What is expected => Pull out every line from the listing that has the word "şəxslərin".

Part of a data file =>

(begin)

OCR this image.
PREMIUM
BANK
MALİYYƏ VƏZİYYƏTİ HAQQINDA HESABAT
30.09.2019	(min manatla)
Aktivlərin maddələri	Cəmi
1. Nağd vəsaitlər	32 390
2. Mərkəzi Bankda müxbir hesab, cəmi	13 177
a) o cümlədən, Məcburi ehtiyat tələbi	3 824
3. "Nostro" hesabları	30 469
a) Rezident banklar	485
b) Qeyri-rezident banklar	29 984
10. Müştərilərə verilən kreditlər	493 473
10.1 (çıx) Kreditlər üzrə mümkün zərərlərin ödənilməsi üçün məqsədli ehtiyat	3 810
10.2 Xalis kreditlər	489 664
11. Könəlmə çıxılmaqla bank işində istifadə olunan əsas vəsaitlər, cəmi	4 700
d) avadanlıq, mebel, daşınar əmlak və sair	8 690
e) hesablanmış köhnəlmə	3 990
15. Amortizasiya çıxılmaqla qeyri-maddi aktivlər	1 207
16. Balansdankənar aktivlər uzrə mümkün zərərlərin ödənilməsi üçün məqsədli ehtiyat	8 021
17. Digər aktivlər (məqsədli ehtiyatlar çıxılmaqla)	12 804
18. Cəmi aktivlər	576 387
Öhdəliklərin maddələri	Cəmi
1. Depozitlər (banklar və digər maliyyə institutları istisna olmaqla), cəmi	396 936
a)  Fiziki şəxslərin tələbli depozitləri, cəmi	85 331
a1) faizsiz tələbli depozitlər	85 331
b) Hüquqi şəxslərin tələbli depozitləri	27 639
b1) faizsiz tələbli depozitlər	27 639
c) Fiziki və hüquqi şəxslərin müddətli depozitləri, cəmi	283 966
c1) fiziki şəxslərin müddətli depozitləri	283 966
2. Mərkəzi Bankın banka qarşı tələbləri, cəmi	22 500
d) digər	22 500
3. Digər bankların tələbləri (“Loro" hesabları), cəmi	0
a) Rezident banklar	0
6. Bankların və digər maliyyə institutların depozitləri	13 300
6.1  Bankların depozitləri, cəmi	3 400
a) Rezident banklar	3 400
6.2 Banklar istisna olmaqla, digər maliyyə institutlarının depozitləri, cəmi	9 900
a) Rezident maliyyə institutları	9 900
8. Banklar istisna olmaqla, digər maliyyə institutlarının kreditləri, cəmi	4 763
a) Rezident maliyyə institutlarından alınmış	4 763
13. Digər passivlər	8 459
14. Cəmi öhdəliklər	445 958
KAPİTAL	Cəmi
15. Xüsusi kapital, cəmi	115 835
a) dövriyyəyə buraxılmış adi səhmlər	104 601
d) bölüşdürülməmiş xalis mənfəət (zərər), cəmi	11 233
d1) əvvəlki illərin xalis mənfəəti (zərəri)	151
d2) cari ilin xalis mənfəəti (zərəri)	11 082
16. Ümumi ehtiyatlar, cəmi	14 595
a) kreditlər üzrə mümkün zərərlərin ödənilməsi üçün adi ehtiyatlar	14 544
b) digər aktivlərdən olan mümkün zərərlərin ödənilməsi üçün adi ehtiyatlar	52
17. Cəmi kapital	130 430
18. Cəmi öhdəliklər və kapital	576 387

(end)

Reply =>
a)  Fiziki şəxslərin tələbli depozitləri, cəmi	85 331
b) Hüquqi şəxslərin tələbli depozitləri	27 639
c) Fiziki və hüquqi şəxslərin müddətli depozitləri, cəmi	283 966
c1) fiziki şəxslərin müddətli depozitləri	283 966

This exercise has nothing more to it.